Every entry below should be printed exactly, without its images.

========================

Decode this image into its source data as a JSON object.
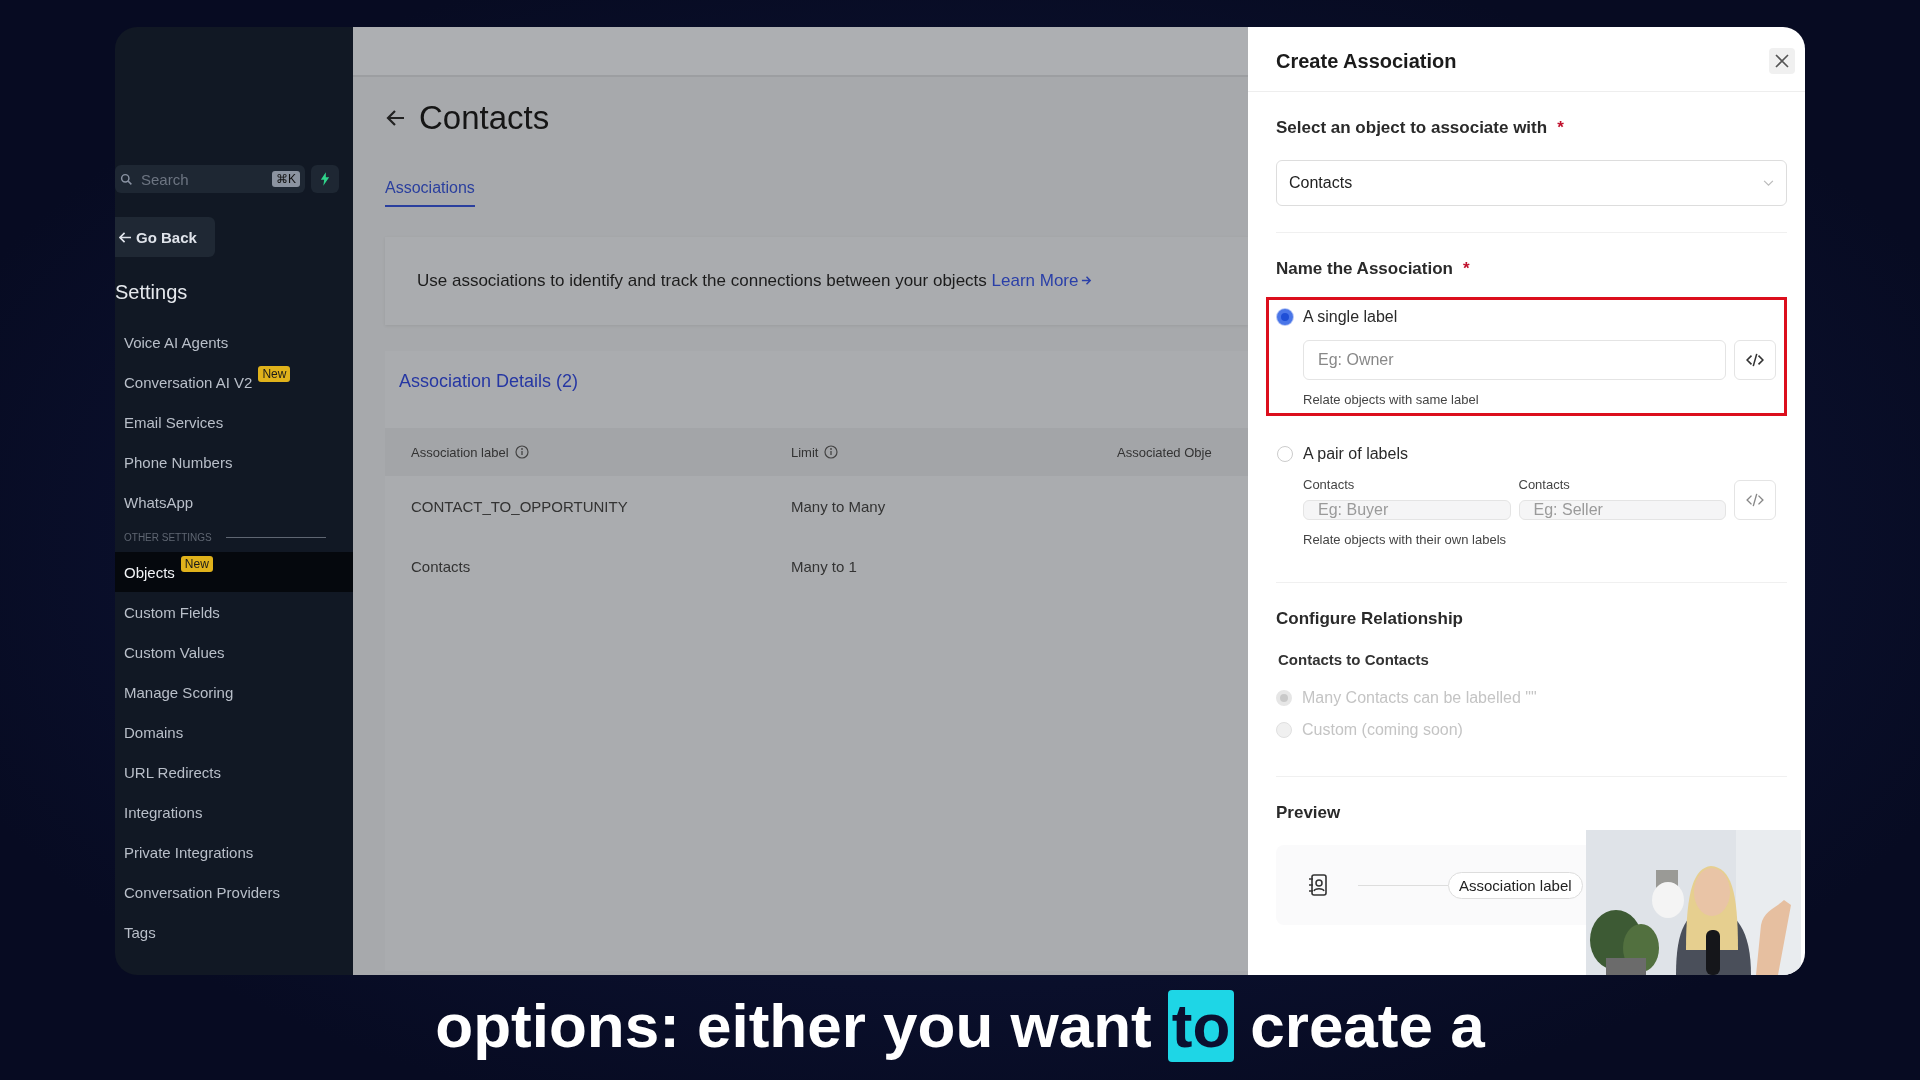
{
  "sidebar": {
    "search": {
      "placeholder": "Search",
      "shortcut": "⌘K"
    },
    "back": "Go Back",
    "title": "Settings",
    "items": [
      {
        "kind": "item",
        "label": "Voice AI Agents",
        "selected": false
      },
      {
        "kind": "item",
        "label": "Conversation AI V2",
        "badge": "New",
        "selected": false
      },
      {
        "kind": "item",
        "label": "Email Services",
        "selected": false
      },
      {
        "kind": "item",
        "label": "Phone Numbers",
        "selected": false
      },
      {
        "kind": "item",
        "label": "WhatsApp",
        "selected": false
      },
      {
        "kind": "section",
        "label": "OTHER SETTINGS"
      },
      {
        "kind": "item",
        "label": "Objects",
        "badge": "New",
        "selected": true
      },
      {
        "kind": "item",
        "label": "Custom Fields",
        "selected": false
      },
      {
        "kind": "item",
        "label": "Custom Values",
        "selected": false
      },
      {
        "kind": "item",
        "label": "Manage Scoring",
        "selected": false
      },
      {
        "kind": "item",
        "label": "Domains",
        "selected": false
      },
      {
        "kind": "item",
        "label": "URL Redirects",
        "selected": false
      },
      {
        "kind": "item",
        "label": "Integrations",
        "selected": false
      },
      {
        "kind": "item",
        "label": "Private Integrations",
        "selected": false
      },
      {
        "kind": "item",
        "label": "Conversation Providers",
        "selected": false
      },
      {
        "kind": "item",
        "label": "Tags",
        "selected": false
      }
    ]
  },
  "main": {
    "title": "Contacts",
    "tabs": [
      {
        "label": "Associations",
        "selected": true
      }
    ],
    "info": {
      "text": "Use associations to identify and track the connections between your objects",
      "link": "Learn More"
    },
    "details": {
      "title": "Association Details (2)",
      "columns": [
        {
          "label": "Association label",
          "info": true
        },
        {
          "label": "Limit",
          "info": true
        },
        {
          "label": "Associated Obje",
          "info": false
        }
      ],
      "rows": [
        [
          "CONTACT_TO_OPPORTUNITY",
          "Many to Many"
        ],
        [
          "Contacts",
          "Many to 1"
        ]
      ]
    }
  },
  "drawer": {
    "title": "Create Association",
    "required_mark": "*",
    "object_label": "Select an object to associate with",
    "object_value": "Contacts",
    "name_label": "Name the Association",
    "options": [
      {
        "kind": "single",
        "label": "A single label",
        "selected": true,
        "highlighted": true,
        "fields": [
          {
            "placeholder": "Eg: Owner"
          }
        ],
        "help": "Relate objects with same label"
      },
      {
        "kind": "pair",
        "label": "A pair of labels",
        "selected": false,
        "highlighted": false,
        "fields": [
          {
            "caption": "Contacts",
            "placeholder": "Eg: Buyer"
          },
          {
            "caption": "Contacts",
            "placeholder": "Eg: Seller"
          }
        ],
        "help": "Relate objects with their own labels"
      }
    ],
    "configure": {
      "title": "Configure Relationship",
      "subtitle": "Contacts to Contacts",
      "choices": [
        {
          "label": "Many Contacts can be labelled \"\"",
          "selected": true,
          "disabled": true
        },
        {
          "label": "Custom (coming soon)",
          "selected": false,
          "disabled": true
        }
      ]
    },
    "preview": {
      "title": "Preview",
      "chip": "Association label"
    }
  },
  "caption": [
    {
      "text": "options: either you want",
      "highlighted": false
    },
    {
      "text": "to",
      "highlighted": true
    },
    {
      "text": "create a",
      "highlighted": false
    }
  ]
}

========================

TASK RESPONSE:
Decode this image into its source data as a JSON object.
{
  "sidebar": {
    "search": {
      "placeholder": "Search",
      "shortcut": "⌘K"
    },
    "back": "Go Back",
    "title": "Settings",
    "items": [
      {
        "kind": "item",
        "label": "Voice AI Agents",
        "selected": false
      },
      {
        "kind": "item",
        "label": "Conversation AI V2",
        "badge": "New",
        "selected": false
      },
      {
        "kind": "item",
        "label": "Email Services",
        "selected": false
      },
      {
        "kind": "item",
        "label": "Phone Numbers",
        "selected": false
      },
      {
        "kind": "item",
        "label": "WhatsApp",
        "selected": false
      },
      {
        "kind": "section",
        "label": "OTHER SETTINGS"
      },
      {
        "kind": "item",
        "label": "Objects",
        "badge": "New",
        "selected": true
      },
      {
        "kind": "item",
        "label": "Custom Fields",
        "selected": false
      },
      {
        "kind": "item",
        "label": "Custom Values",
        "selected": false
      },
      {
        "kind": "item",
        "label": "Manage Scoring",
        "selected": false
      },
      {
        "kind": "item",
        "label": "Domains",
        "selected": false
      },
      {
        "kind": "item",
        "label": "URL Redirects",
        "selected": false
      },
      {
        "kind": "item",
        "label": "Integrations",
        "selected": false
      },
      {
        "kind": "item",
        "label": "Private Integrations",
        "selected": false
      },
      {
        "kind": "item",
        "label": "Conversation Providers",
        "selected": false
      },
      {
        "kind": "item",
        "label": "Tags",
        "selected": false
      }
    ]
  },
  "main": {
    "title": "Contacts",
    "tabs": [
      {
        "label": "Associations",
        "selected": true
      }
    ],
    "info": {
      "text": "Use associations to identify and track the connections between your objects",
      "link": "Learn More"
    },
    "details": {
      "title": "Association Details (2)",
      "columns": [
        {
          "label": "Association label",
          "info": true
        },
        {
          "label": "Limit",
          "info": true
        },
        {
          "label": "Associated Obje",
          "info": false
        }
      ],
      "rows": [
        [
          "CONTACT_TO_OPPORTUNITY",
          "Many to Many"
        ],
        [
          "Contacts",
          "Many to 1"
        ]
      ]
    }
  },
  "drawer": {
    "title": "Create Association",
    "required_mark": "*",
    "object_label": "Select an object to associate with",
    "object_value": "Contacts",
    "name_label": "Name the Association",
    "options": [
      {
        "kind": "single",
        "label": "A single label",
        "selected": true,
        "highlighted": true,
        "fields": [
          {
            "placeholder": "Eg: Owner"
          }
        ],
        "help": "Relate objects with same label"
      },
      {
        "kind": "pair",
        "label": "A pair of labels",
        "selected": false,
        "highlighted": false,
        "fields": [
          {
            "caption": "Contacts",
            "placeholder": "Eg: Buyer"
          },
          {
            "caption": "Contacts",
            "placeholder": "Eg: Seller"
          }
        ],
        "help": "Relate objects with their own labels"
      }
    ],
    "configure": {
      "title": "Configure Relationship",
      "subtitle": "Contacts to Contacts",
      "choices": [
        {
          "label": "Many Contacts can be labelled \"\"",
          "selected": true,
          "disabled": true
        },
        {
          "label": "Custom (coming soon)",
          "selected": false,
          "disabled": true
        }
      ]
    },
    "preview": {
      "title": "Preview",
      "chip": "Association label"
    }
  },
  "caption": [
    {
      "text": "options: either you want",
      "highlighted": false
    },
    {
      "text": "to",
      "highlighted": true
    },
    {
      "text": "create a",
      "highlighted": false
    }
  ]
}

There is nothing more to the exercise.